#### Requirement:
Show all lines of the listing that hold the word "this".

#### Dataset listings of figures:
□ □ □ □ □ □ □
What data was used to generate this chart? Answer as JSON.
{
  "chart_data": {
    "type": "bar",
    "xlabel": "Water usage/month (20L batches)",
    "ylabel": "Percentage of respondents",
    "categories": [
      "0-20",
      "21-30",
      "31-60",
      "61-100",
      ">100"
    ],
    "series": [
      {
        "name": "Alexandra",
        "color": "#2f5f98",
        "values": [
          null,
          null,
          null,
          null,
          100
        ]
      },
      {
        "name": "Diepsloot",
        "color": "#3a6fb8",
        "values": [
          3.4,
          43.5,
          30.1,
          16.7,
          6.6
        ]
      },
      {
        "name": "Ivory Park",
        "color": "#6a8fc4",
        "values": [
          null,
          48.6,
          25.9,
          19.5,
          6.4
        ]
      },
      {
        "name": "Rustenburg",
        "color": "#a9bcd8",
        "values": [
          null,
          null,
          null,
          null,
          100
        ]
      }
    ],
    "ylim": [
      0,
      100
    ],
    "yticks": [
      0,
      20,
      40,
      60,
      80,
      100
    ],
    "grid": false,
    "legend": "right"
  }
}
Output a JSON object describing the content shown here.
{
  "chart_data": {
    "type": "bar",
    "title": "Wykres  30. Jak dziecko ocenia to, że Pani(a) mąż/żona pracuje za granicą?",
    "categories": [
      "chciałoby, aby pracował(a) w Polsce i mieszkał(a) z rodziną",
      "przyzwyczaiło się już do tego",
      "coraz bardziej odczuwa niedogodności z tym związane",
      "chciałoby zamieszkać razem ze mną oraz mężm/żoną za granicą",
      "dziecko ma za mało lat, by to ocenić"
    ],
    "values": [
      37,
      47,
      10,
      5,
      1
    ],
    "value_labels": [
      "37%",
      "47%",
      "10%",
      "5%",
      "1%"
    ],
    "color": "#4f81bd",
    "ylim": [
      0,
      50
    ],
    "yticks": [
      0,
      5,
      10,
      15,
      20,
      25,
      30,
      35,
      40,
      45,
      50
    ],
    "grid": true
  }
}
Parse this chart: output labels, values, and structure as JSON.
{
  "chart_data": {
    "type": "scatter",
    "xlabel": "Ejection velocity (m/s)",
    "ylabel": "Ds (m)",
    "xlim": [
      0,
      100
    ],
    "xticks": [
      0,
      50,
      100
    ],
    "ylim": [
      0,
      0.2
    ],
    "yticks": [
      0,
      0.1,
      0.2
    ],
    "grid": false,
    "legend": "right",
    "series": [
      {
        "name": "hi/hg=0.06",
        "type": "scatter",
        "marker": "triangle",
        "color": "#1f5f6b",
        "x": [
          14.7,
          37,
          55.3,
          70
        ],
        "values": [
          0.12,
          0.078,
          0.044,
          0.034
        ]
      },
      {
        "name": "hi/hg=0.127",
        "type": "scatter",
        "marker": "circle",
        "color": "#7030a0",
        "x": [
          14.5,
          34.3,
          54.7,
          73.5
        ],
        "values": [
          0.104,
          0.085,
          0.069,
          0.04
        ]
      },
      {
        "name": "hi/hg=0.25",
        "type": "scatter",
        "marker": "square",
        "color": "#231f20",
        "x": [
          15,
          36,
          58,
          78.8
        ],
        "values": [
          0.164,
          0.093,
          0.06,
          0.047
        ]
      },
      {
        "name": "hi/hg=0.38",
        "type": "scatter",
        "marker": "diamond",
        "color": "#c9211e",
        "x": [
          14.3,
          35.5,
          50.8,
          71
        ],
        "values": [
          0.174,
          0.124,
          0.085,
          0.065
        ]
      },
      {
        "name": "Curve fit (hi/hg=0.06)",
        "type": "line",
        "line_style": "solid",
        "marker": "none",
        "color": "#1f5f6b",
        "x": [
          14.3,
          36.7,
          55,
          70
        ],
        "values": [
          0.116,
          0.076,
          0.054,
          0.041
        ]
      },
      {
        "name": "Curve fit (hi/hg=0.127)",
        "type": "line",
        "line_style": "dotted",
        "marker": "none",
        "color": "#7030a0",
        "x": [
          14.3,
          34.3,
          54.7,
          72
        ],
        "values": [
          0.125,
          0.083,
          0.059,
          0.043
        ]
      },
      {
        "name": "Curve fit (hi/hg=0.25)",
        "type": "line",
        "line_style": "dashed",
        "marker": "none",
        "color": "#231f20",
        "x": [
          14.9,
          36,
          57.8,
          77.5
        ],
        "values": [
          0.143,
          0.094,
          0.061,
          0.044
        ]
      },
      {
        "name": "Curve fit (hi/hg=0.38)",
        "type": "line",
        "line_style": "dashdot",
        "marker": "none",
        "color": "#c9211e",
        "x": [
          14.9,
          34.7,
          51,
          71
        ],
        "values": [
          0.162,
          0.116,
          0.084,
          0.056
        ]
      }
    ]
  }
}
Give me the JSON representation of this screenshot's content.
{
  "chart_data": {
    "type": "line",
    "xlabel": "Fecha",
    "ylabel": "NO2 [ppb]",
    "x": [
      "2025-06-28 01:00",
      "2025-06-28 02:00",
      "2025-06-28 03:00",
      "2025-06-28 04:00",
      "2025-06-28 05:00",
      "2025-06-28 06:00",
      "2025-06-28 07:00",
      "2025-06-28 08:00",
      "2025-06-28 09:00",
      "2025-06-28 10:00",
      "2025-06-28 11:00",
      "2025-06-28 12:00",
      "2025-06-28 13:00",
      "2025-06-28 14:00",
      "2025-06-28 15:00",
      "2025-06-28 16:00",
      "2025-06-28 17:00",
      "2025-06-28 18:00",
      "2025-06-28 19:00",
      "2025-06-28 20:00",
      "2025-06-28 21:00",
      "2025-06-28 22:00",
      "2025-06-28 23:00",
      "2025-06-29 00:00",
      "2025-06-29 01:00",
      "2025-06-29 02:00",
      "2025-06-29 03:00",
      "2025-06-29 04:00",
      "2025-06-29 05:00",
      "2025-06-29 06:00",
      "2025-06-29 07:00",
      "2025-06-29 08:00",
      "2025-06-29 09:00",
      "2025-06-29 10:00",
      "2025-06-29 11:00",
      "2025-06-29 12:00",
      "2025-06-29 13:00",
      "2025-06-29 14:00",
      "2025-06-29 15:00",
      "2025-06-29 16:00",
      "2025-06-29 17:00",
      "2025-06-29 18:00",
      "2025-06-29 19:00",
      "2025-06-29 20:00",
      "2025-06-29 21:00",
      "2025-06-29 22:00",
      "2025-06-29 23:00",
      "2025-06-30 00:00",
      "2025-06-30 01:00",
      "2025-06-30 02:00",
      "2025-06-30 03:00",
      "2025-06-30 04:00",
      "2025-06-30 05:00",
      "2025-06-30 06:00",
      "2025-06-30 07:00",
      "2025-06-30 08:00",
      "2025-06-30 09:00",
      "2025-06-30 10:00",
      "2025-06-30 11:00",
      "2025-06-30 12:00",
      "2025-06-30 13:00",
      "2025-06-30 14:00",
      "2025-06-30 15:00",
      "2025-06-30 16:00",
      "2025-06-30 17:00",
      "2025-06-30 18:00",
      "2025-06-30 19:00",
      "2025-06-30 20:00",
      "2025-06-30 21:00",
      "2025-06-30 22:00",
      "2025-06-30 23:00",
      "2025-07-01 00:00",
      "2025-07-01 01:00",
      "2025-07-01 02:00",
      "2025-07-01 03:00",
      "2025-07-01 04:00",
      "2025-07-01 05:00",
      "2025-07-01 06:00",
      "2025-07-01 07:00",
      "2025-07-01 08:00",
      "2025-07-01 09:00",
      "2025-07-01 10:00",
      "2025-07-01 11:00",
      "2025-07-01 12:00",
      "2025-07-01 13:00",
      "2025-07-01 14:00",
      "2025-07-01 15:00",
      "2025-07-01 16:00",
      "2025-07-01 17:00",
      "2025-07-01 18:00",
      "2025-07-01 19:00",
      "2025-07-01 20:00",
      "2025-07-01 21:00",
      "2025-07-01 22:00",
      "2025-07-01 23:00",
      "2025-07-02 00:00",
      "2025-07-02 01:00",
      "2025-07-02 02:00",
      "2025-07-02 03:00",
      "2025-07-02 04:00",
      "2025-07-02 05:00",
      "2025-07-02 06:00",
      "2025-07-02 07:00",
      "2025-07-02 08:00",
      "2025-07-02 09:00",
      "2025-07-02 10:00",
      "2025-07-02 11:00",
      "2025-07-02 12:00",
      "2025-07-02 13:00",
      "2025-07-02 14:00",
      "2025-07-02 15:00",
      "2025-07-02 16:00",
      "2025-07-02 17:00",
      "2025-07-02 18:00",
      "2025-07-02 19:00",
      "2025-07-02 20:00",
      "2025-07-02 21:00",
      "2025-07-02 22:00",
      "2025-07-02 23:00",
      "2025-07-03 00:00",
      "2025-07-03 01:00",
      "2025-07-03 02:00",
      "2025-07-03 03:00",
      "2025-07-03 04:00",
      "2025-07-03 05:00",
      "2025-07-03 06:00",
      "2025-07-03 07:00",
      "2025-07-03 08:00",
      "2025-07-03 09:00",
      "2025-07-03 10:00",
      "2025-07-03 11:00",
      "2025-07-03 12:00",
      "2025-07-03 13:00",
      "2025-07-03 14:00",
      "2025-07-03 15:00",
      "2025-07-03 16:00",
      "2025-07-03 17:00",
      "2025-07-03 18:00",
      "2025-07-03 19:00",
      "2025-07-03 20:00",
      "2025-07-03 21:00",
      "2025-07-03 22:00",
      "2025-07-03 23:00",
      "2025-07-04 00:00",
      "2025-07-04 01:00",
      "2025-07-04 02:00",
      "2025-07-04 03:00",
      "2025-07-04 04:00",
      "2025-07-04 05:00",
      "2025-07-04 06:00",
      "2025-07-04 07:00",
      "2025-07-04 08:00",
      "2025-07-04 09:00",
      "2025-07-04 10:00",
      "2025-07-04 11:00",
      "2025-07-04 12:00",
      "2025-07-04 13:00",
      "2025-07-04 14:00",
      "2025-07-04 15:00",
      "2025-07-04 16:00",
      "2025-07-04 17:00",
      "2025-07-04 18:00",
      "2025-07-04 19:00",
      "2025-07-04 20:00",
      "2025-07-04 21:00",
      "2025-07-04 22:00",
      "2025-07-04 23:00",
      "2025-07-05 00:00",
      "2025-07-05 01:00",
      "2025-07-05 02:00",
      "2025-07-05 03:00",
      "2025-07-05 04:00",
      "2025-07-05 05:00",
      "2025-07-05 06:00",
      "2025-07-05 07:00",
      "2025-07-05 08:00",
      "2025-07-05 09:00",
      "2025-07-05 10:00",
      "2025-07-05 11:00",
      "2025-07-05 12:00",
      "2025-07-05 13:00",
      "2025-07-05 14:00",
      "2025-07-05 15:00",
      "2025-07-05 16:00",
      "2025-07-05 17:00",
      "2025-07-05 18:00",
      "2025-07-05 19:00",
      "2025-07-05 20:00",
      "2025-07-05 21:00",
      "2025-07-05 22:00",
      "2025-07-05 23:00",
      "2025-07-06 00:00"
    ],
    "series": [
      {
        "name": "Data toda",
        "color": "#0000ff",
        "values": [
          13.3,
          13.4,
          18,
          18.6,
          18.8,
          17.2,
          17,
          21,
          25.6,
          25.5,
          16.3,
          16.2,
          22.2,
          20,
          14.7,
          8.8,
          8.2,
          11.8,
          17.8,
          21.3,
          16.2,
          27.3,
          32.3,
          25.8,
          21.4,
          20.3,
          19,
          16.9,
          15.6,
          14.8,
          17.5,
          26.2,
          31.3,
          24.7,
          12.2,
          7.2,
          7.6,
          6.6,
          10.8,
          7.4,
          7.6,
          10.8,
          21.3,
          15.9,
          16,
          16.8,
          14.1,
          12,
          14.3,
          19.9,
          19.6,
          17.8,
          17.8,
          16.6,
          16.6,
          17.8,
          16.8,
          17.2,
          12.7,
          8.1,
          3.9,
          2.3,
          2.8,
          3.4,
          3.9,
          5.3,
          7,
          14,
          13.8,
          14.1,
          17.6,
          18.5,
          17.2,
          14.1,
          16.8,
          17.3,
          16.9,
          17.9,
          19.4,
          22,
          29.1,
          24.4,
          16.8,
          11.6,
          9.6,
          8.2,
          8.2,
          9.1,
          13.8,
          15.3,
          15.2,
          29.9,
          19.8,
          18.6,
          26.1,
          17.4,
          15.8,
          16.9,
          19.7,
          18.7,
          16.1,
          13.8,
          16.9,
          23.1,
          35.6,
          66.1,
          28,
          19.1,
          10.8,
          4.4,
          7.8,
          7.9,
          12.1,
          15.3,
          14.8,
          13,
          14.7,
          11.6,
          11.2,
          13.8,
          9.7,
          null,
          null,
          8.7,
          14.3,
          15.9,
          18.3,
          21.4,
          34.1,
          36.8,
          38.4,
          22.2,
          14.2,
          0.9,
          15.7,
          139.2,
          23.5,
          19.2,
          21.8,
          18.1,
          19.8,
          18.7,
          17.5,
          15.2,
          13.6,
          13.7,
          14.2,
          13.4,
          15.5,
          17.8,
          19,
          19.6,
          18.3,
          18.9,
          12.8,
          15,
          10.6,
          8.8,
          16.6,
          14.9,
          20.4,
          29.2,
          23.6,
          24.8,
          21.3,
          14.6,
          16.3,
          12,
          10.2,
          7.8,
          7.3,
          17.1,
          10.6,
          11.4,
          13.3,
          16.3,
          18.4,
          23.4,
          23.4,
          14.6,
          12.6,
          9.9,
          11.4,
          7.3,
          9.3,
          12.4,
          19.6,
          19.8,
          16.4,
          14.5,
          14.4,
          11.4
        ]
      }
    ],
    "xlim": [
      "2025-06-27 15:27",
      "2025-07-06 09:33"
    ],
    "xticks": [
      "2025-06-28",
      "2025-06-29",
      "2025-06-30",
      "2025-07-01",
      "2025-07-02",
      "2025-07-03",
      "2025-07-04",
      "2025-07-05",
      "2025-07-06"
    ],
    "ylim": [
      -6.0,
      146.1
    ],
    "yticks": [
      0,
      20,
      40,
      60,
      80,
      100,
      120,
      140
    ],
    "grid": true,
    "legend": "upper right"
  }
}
□ □ □ □ □ □ □
#### Problem solution:
What data was used to generate this chart? Answer as JSON.
Parse this chart: output labels, values, and structure as JSON.
Give me the JSON representation of this screenshot's content.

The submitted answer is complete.